• _Set exercise_:
Rewrite the part of the lines that opens with the line containing "scale-label: -6.0 [730,656,750,667]" and closes with the line containing "spec-label: 输入阻抗 Input", swapping "spec-value" for "value-field" and leaving everything else unchanged.

>> BEGIN Supplied records

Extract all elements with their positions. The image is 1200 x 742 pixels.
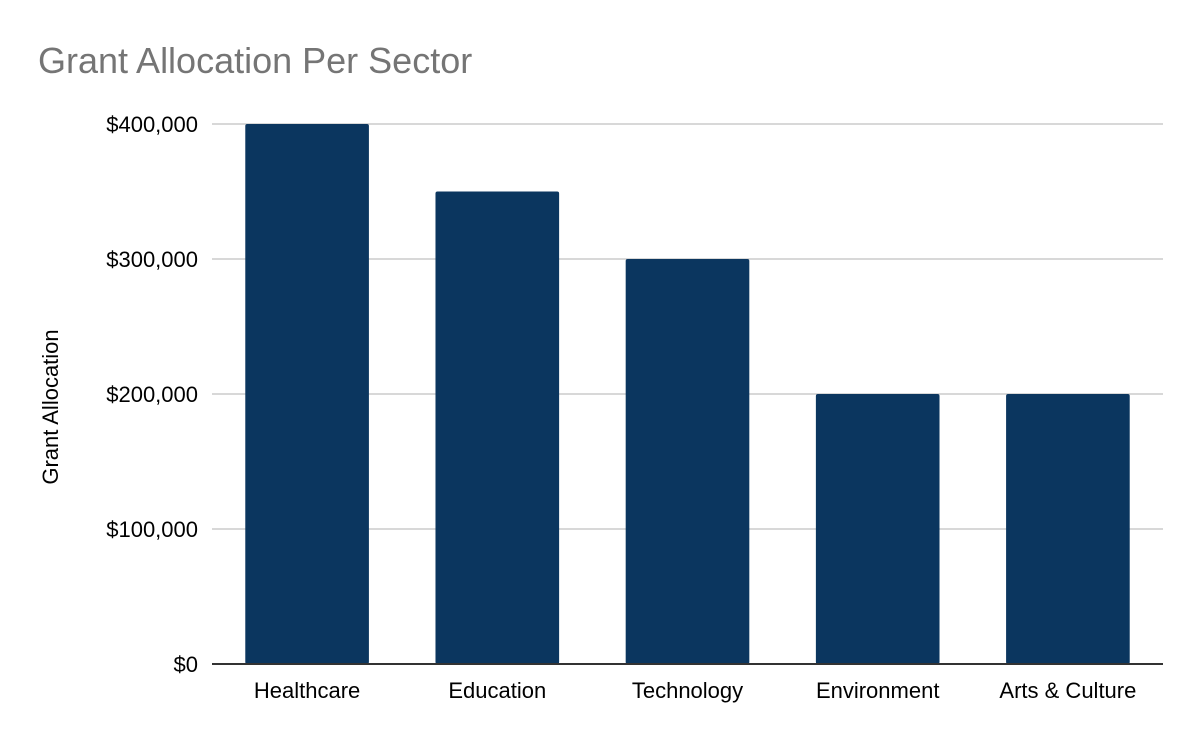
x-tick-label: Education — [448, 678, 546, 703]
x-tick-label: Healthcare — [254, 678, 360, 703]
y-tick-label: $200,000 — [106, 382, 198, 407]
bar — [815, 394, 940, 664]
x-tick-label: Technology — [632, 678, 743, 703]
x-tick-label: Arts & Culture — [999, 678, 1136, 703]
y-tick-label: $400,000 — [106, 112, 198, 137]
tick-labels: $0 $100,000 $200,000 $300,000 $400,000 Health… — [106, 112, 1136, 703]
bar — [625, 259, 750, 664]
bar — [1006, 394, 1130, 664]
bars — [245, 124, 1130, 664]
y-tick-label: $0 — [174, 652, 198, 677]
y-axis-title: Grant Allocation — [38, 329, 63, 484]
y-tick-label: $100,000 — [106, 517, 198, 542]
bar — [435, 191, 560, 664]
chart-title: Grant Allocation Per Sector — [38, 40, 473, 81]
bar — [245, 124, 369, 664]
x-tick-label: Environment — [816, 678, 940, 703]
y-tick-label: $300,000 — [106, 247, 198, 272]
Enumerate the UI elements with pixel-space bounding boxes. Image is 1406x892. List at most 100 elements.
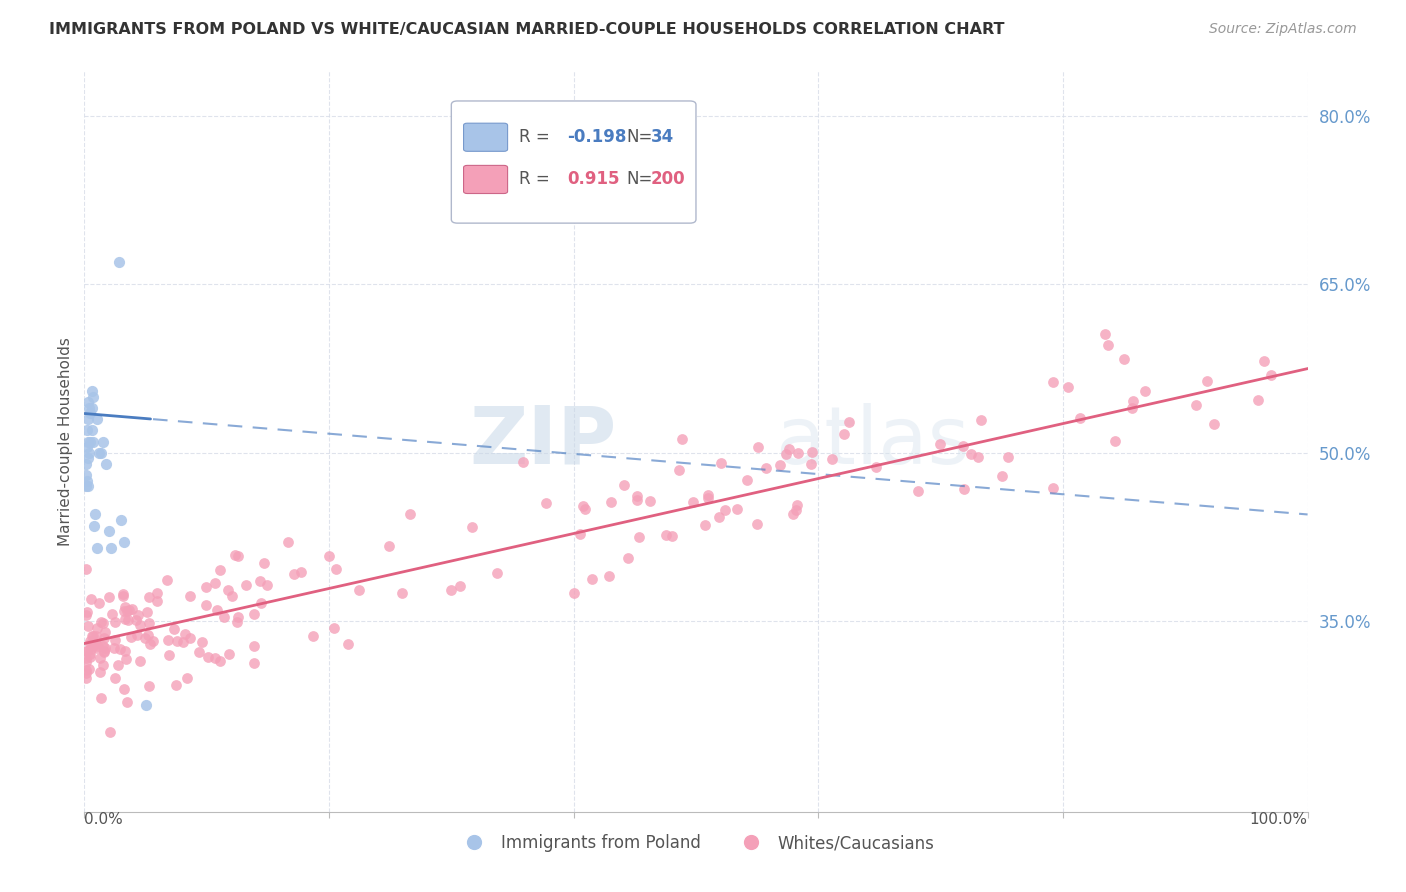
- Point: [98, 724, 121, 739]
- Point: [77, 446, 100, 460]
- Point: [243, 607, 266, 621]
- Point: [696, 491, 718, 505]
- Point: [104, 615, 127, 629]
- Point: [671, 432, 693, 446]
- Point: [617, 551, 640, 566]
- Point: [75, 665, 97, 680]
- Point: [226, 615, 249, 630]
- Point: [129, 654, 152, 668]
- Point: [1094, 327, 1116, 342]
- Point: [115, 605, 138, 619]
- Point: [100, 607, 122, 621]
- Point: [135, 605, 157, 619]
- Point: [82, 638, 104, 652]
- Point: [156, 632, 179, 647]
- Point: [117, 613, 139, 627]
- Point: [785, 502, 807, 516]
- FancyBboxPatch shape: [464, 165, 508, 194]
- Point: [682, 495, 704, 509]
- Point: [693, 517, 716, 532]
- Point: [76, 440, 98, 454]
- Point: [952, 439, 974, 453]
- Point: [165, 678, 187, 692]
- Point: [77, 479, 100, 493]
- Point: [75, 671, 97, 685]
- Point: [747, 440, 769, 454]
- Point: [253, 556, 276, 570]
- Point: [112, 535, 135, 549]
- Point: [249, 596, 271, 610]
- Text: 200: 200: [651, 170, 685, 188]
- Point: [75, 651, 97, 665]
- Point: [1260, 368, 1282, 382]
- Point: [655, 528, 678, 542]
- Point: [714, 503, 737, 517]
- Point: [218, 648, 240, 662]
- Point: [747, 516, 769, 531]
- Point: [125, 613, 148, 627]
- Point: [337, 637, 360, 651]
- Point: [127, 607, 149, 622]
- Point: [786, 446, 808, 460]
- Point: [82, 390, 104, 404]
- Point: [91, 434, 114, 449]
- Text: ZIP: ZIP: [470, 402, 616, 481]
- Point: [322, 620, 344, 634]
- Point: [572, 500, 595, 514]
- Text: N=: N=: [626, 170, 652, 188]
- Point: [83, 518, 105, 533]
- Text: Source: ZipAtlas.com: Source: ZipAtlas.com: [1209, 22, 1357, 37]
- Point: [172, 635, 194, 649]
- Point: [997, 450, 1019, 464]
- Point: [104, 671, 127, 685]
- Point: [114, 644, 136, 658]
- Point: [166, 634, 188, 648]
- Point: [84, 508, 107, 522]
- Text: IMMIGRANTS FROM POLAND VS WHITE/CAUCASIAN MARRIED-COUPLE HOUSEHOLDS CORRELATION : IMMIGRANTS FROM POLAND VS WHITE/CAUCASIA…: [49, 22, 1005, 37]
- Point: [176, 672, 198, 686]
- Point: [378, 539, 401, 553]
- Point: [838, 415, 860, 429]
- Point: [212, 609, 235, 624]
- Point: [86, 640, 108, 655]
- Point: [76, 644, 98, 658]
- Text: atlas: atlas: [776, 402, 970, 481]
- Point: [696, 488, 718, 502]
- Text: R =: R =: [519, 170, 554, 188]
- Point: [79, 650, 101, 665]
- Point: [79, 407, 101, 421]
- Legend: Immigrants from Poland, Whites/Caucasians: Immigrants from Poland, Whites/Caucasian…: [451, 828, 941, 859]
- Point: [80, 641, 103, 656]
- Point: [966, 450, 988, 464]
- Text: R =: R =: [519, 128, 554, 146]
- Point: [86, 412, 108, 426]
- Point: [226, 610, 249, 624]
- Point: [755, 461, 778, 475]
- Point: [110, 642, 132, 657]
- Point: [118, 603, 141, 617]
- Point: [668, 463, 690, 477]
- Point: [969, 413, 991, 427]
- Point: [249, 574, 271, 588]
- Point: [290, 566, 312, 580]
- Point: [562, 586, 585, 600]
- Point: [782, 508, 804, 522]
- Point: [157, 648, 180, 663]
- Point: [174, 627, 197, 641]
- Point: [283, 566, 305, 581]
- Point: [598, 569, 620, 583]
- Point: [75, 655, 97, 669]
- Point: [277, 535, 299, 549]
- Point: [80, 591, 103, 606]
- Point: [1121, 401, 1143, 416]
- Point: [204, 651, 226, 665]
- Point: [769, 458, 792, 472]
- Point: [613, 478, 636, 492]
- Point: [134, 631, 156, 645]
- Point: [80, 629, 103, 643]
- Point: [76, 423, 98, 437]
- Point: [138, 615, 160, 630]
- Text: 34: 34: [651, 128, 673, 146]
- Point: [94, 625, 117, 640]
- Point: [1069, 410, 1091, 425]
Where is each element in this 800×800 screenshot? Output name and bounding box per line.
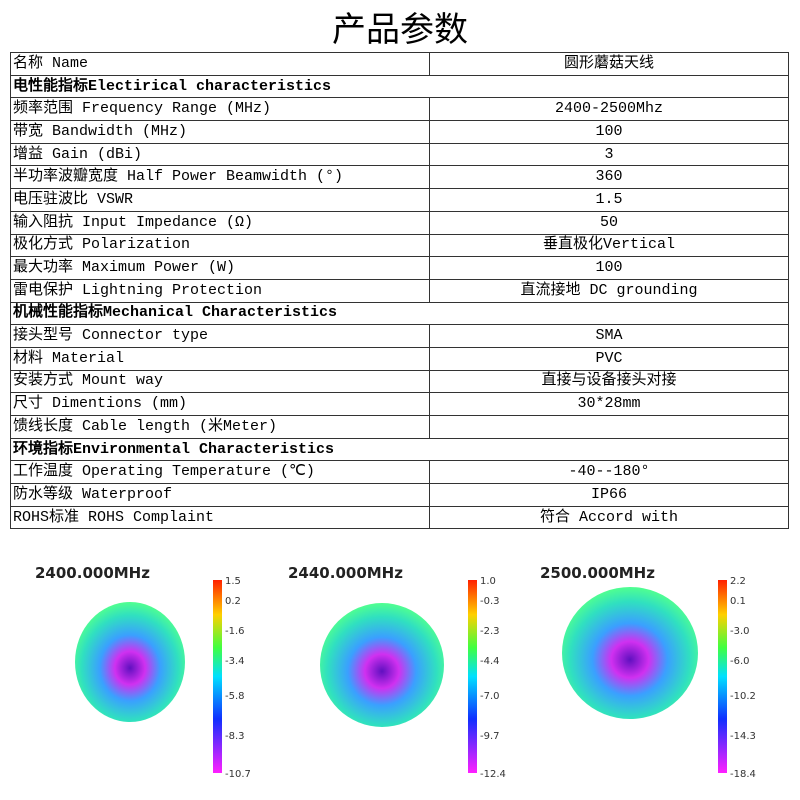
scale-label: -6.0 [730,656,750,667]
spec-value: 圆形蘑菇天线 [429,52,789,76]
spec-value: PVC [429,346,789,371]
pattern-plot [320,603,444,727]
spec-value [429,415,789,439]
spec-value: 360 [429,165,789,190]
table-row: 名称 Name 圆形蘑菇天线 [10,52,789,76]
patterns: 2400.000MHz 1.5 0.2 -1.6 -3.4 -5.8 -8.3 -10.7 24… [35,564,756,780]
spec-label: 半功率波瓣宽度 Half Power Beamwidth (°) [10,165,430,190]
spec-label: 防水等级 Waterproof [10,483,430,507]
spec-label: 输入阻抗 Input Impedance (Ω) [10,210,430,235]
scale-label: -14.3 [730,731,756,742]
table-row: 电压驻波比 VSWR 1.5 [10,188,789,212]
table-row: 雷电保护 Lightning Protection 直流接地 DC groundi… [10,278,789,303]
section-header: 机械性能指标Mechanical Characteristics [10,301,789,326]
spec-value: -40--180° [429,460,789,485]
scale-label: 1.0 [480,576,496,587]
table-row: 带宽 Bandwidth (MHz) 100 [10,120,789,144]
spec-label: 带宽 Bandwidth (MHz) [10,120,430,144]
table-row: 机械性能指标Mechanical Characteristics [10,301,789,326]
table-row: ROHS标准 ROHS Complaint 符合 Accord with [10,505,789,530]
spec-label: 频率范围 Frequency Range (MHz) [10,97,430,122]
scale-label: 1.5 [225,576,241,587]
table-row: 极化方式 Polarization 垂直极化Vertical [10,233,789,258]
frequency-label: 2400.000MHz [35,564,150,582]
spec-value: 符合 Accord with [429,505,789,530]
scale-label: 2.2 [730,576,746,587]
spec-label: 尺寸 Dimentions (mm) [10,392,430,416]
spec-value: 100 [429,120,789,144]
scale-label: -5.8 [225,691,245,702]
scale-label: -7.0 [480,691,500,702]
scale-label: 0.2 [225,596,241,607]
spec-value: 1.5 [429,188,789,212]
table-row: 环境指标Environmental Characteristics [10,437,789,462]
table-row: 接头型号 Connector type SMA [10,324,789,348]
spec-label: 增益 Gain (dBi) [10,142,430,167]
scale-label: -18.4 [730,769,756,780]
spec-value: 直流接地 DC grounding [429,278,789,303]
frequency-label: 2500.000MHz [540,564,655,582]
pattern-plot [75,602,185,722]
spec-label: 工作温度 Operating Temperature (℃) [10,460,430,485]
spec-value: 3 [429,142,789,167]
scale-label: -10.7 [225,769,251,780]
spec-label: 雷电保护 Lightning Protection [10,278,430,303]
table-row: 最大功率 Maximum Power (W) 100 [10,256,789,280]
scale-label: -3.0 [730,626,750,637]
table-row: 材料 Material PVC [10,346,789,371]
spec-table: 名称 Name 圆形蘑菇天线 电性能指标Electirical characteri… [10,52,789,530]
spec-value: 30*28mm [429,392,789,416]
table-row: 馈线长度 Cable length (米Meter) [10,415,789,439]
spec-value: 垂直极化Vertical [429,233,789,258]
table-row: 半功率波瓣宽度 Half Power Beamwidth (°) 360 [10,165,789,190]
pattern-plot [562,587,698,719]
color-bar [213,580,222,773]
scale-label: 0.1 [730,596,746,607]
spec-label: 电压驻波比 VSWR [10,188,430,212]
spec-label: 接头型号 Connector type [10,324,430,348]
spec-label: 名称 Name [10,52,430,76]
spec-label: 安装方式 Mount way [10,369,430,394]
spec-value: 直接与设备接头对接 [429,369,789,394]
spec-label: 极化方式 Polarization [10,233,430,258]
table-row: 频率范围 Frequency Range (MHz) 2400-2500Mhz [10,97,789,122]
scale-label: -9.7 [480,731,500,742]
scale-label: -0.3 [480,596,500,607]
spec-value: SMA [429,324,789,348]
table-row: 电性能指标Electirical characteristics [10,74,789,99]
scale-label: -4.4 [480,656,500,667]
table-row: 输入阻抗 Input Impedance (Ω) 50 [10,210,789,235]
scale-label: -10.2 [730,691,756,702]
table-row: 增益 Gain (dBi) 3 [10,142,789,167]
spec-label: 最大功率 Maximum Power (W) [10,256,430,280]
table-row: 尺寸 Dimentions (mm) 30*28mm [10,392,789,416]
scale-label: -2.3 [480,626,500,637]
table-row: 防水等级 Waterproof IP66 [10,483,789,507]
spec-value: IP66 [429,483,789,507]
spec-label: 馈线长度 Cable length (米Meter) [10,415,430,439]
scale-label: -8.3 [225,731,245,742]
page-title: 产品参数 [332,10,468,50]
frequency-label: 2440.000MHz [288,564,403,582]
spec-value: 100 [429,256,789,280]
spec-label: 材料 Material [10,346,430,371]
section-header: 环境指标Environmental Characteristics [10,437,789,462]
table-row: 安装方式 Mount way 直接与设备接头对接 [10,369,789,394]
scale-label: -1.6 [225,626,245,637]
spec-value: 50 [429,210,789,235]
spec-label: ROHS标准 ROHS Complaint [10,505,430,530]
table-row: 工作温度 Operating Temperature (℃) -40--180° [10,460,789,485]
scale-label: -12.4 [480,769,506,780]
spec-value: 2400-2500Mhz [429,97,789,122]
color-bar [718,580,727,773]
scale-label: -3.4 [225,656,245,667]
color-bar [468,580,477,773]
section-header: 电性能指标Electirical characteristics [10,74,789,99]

>> END Supplied records

• _Solved problem_:
scale-label: -6.0 [730,656,750,667]
value-field: 圆形蘑菇天线 [429,52,789,76]
value-field: PVC [429,346,789,371]
pattern-plot [320,603,444,727]
value-field [429,415,789,439]
value-field: 360 [429,165,789,190]
table-row: 名称 Name 圆形蘑菇天线 [10,52,789,76]
patterns: 2400.000MHz 1.5 0.2 -1.6 -3.4 -5.8 -8.3 -10.7 24… [35,564,756,780]
spec-label: 半功率波瓣宽度 Half Power Beamwidth (°) [10,165,430,190]
spec-label: 防水等级 Waterproof [10,483,430,507]
spec-label: 输入阻抗 Input Impedance (Ω) [10,210,430,235]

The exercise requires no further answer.